TASK MATERIAL:
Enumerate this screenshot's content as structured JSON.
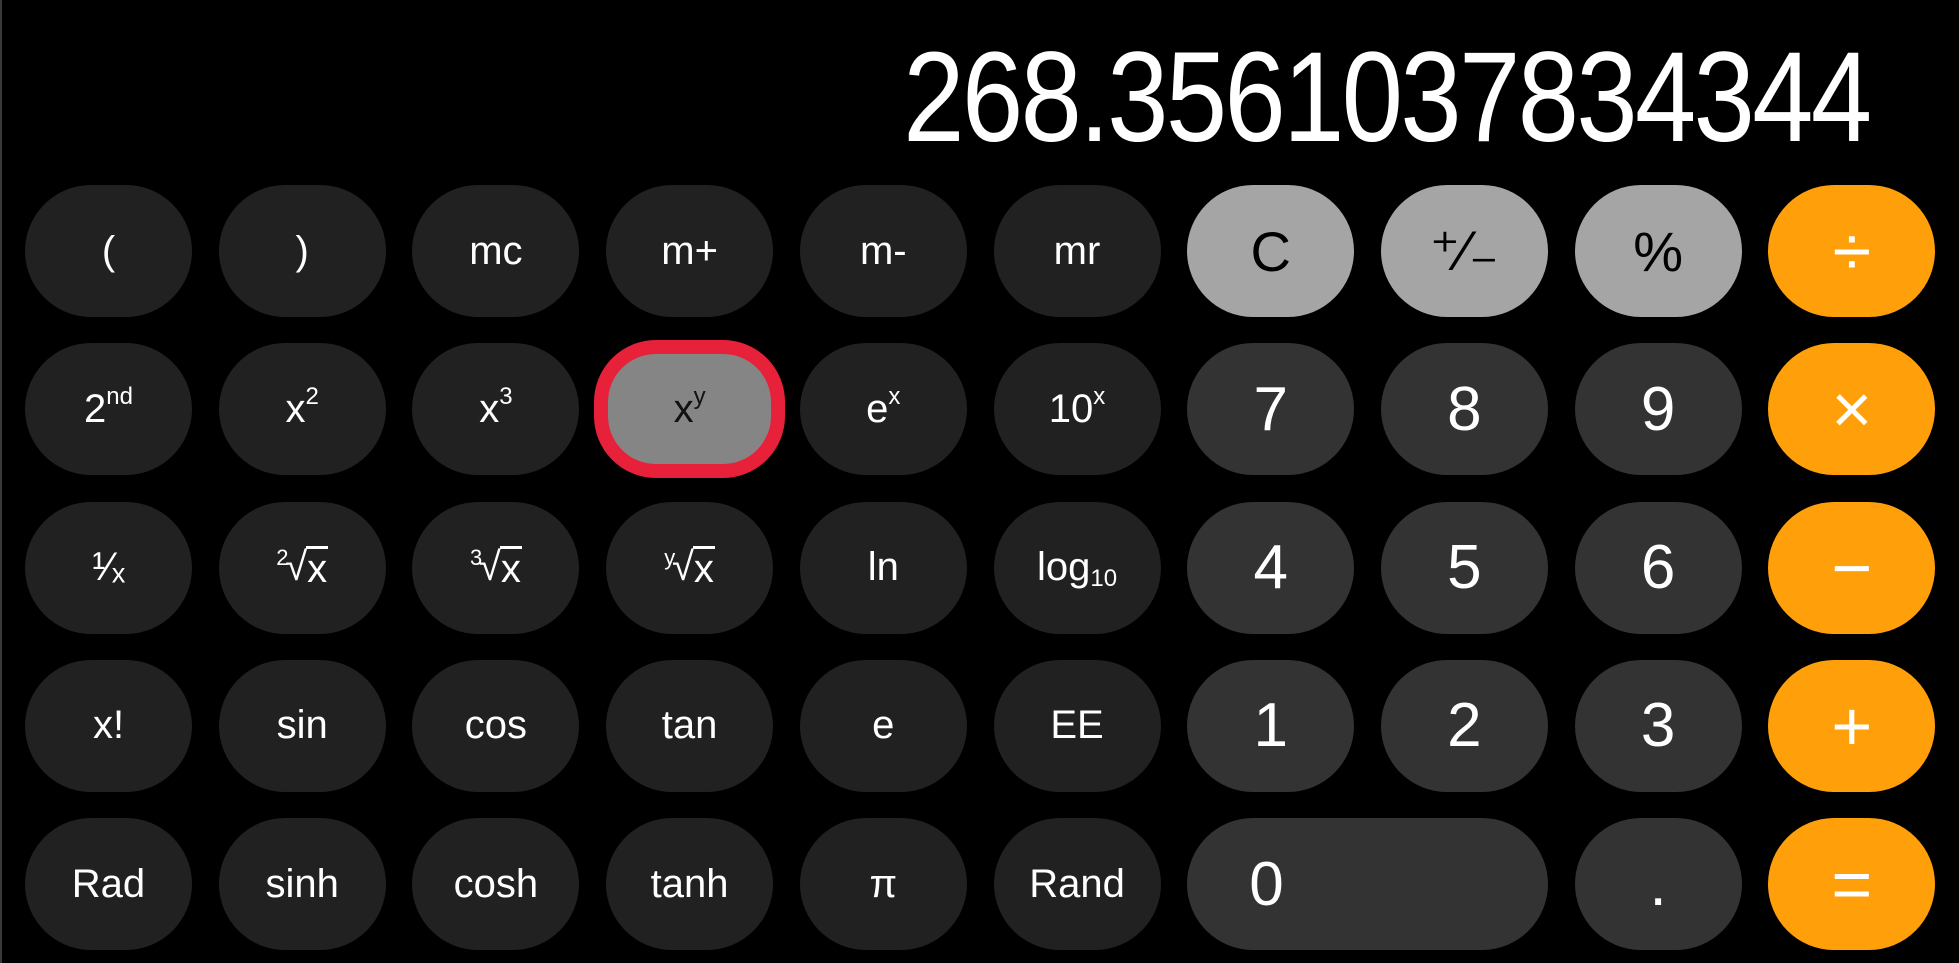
{
  "app": "Calculator",
  "display": {
    "value": "268.3561037834344"
  },
  "colors": {
    "background": "#000000",
    "function_key": "#212121",
    "number_key": "#333333",
    "utility_key": "#a5a5a5",
    "operator_key": "#ff9f0a",
    "active_key": "#858585",
    "highlight_outline": "#e8213a",
    "text_light": "#ffffff",
    "text_dark": "#000000"
  },
  "highlighted_key": "x^y",
  "rows": [
    [
      {
        "id": "open-paren",
        "label": "(",
        "kind": "fn"
      },
      {
        "id": "close-paren",
        "label": ")",
        "kind": "fn"
      },
      {
        "id": "mc",
        "label": "mc",
        "kind": "fn"
      },
      {
        "id": "m-plus",
        "label": "m+",
        "kind": "fn"
      },
      {
        "id": "m-minus",
        "label": "m-",
        "kind": "fn"
      },
      {
        "id": "mr",
        "label": "mr",
        "kind": "fn"
      },
      {
        "id": "clear",
        "label": "C",
        "kind": "util"
      },
      {
        "id": "plus-minus",
        "label": "⁺∕₋",
        "kind": "util"
      },
      {
        "id": "percent",
        "label": "%",
        "kind": "util"
      },
      {
        "id": "divide",
        "label": "÷",
        "kind": "op"
      }
    ],
    [
      {
        "id": "second",
        "label": "2",
        "sup": "nd",
        "kind": "fn"
      },
      {
        "id": "x-squared",
        "label": "x",
        "sup": "2",
        "kind": "fn"
      },
      {
        "id": "x-cubed",
        "label": "x",
        "sup": "3",
        "kind": "fn"
      },
      {
        "id": "x-power-y",
        "label": "x",
        "sup": "y",
        "kind": "fn",
        "active": true
      },
      {
        "id": "e-power-x",
        "label": "e",
        "sup": "x",
        "kind": "fn"
      },
      {
        "id": "ten-power-x",
        "label": "10",
        "sup": "x",
        "kind": "fn"
      },
      {
        "id": "seven",
        "label": "7",
        "kind": "num"
      },
      {
        "id": "eight",
        "label": "8",
        "kind": "num"
      },
      {
        "id": "nine",
        "label": "9",
        "kind": "num"
      },
      {
        "id": "multiply",
        "label": "×",
        "kind": "op"
      }
    ],
    [
      {
        "id": "reciprocal",
        "label": "¹∕ₓ",
        "kind": "fn"
      },
      {
        "id": "square-root",
        "label": "x",
        "root": "2",
        "kind": "fn"
      },
      {
        "id": "cube-root",
        "label": "x",
        "root": "3",
        "kind": "fn"
      },
      {
        "id": "y-root",
        "label": "x",
        "root": "y",
        "kind": "fn"
      },
      {
        "id": "ln",
        "label": "ln",
        "kind": "fn"
      },
      {
        "id": "log10",
        "label": "log",
        "sub": "10",
        "kind": "fn"
      },
      {
        "id": "four",
        "label": "4",
        "kind": "num"
      },
      {
        "id": "five",
        "label": "5",
        "kind": "num"
      },
      {
        "id": "six",
        "label": "6",
        "kind": "num"
      },
      {
        "id": "minus",
        "label": "−",
        "kind": "op"
      }
    ],
    [
      {
        "id": "factorial",
        "label": "x!",
        "kind": "fn"
      },
      {
        "id": "sin",
        "label": "sin",
        "kind": "fn"
      },
      {
        "id": "cos",
        "label": "cos",
        "kind": "fn"
      },
      {
        "id": "tan",
        "label": "tan",
        "kind": "fn"
      },
      {
        "id": "e-const",
        "label": "e",
        "kind": "fn"
      },
      {
        "id": "ee",
        "label": "EE",
        "kind": "fn"
      },
      {
        "id": "one",
        "label": "1",
        "kind": "num"
      },
      {
        "id": "two",
        "label": "2",
        "kind": "num"
      },
      {
        "id": "three",
        "label": "3",
        "kind": "num"
      },
      {
        "id": "plus",
        "label": "+",
        "kind": "op"
      }
    ],
    [
      {
        "id": "rad",
        "label": "Rad",
        "kind": "fn"
      },
      {
        "id": "sinh",
        "label": "sinh",
        "kind": "fn"
      },
      {
        "id": "cosh",
        "label": "cosh",
        "kind": "fn"
      },
      {
        "id": "tanh",
        "label": "tanh",
        "kind": "fn"
      },
      {
        "id": "pi",
        "label": "π",
        "kind": "fn"
      },
      {
        "id": "rand",
        "label": "Rand",
        "kind": "fn"
      },
      {
        "id": "zero",
        "label": "0",
        "kind": "num",
        "wide": true
      },
      {
        "id": "decimal",
        "label": ".",
        "kind": "num"
      },
      {
        "id": "equals",
        "label": "=",
        "kind": "op"
      }
    ]
  ]
}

DIRECTIONS: Output every entry exactly as given; pictures are not part of the copy.

FULL OUTPUT:
Enumerate this screenshot's content as structured JSON.
{
  "app": "Calculator",
  "display": {
    "value": "268.3561037834344"
  },
  "colors": {
    "background": "#000000",
    "function_key": "#212121",
    "number_key": "#333333",
    "utility_key": "#a5a5a5",
    "operator_key": "#ff9f0a",
    "active_key": "#858585",
    "highlight_outline": "#e8213a",
    "text_light": "#ffffff",
    "text_dark": "#000000"
  },
  "highlighted_key": "x^y",
  "rows": [
    [
      {
        "id": "open-paren",
        "label": "(",
        "kind": "fn"
      },
      {
        "id": "close-paren",
        "label": ")",
        "kind": "fn"
      },
      {
        "id": "mc",
        "label": "mc",
        "kind": "fn"
      },
      {
        "id": "m-plus",
        "label": "m+",
        "kind": "fn"
      },
      {
        "id": "m-minus",
        "label": "m-",
        "kind": "fn"
      },
      {
        "id": "mr",
        "label": "mr",
        "kind": "fn"
      },
      {
        "id": "clear",
        "label": "C",
        "kind": "util"
      },
      {
        "id": "plus-minus",
        "label": "⁺∕₋",
        "kind": "util"
      },
      {
        "id": "percent",
        "label": "%",
        "kind": "util"
      },
      {
        "id": "divide",
        "label": "÷",
        "kind": "op"
      }
    ],
    [
      {
        "id": "second",
        "label": "2",
        "sup": "nd",
        "kind": "fn"
      },
      {
        "id": "x-squared",
        "label": "x",
        "sup": "2",
        "kind": "fn"
      },
      {
        "id": "x-cubed",
        "label": "x",
        "sup": "3",
        "kind": "fn"
      },
      {
        "id": "x-power-y",
        "label": "x",
        "sup": "y",
        "kind": "fn",
        "active": true
      },
      {
        "id": "e-power-x",
        "label": "e",
        "sup": "x",
        "kind": "fn"
      },
      {
        "id": "ten-power-x",
        "label": "10",
        "sup": "x",
        "kind": "fn"
      },
      {
        "id": "seven",
        "label": "7",
        "kind": "num"
      },
      {
        "id": "eight",
        "label": "8",
        "kind": "num"
      },
      {
        "id": "nine",
        "label": "9",
        "kind": "num"
      },
      {
        "id": "multiply",
        "label": "×",
        "kind": "op"
      }
    ],
    [
      {
        "id": "reciprocal",
        "label": "¹∕ₓ",
        "kind": "fn"
      },
      {
        "id": "square-root",
        "label": "x",
        "root": "2",
        "kind": "fn"
      },
      {
        "id": "cube-root",
        "label": "x",
        "root": "3",
        "kind": "fn"
      },
      {
        "id": "y-root",
        "label": "x",
        "root": "y",
        "kind": "fn"
      },
      {
        "id": "ln",
        "label": "ln",
        "kind": "fn"
      },
      {
        "id": "log10",
        "label": "log",
        "sub": "10",
        "kind": "fn"
      },
      {
        "id": "four",
        "label": "4",
        "kind": "num"
      },
      {
        "id": "five",
        "label": "5",
        "kind": "num"
      },
      {
        "id": "six",
        "label": "6",
        "kind": "num"
      },
      {
        "id": "minus",
        "label": "−",
        "kind": "op"
      }
    ],
    [
      {
        "id": "factorial",
        "label": "x!",
        "kind": "fn"
      },
      {
        "id": "sin",
        "label": "sin",
        "kind": "fn"
      },
      {
        "id": "cos",
        "label": "cos",
        "kind": "fn"
      },
      {
        "id": "tan",
        "label": "tan",
        "kind": "fn"
      },
      {
        "id": "e-const",
        "label": "e",
        "kind": "fn"
      },
      {
        "id": "ee",
        "label": "EE",
        "kind": "fn"
      },
      {
        "id": "one",
        "label": "1",
        "kind": "num"
      },
      {
        "id": "two",
        "label": "2",
        "kind": "num"
      },
      {
        "id": "three",
        "label": "3",
        "kind": "num"
      },
      {
        "id": "plus",
        "label": "+",
        "kind": "op"
      }
    ],
    [
      {
        "id": "rad",
        "label": "Rad",
        "kind": "fn"
      },
      {
        "id": "sinh",
        "label": "sinh",
        "kind": "fn"
      },
      {
        "id": "cosh",
        "label": "cosh",
        "kind": "fn"
      },
      {
        "id": "tanh",
        "label": "tanh",
        "kind": "fn"
      },
      {
        "id": "pi",
        "label": "π",
        "kind": "fn"
      },
      {
        "id": "rand",
        "label": "Rand",
        "kind": "fn"
      },
      {
        "id": "zero",
        "label": "0",
        "kind": "num",
        "wide": true
      },
      {
        "id": "decimal",
        "label": ".",
        "kind": "num"
      },
      {
        "id": "equals",
        "label": "=",
        "kind": "op"
      }
    ]
  ]
}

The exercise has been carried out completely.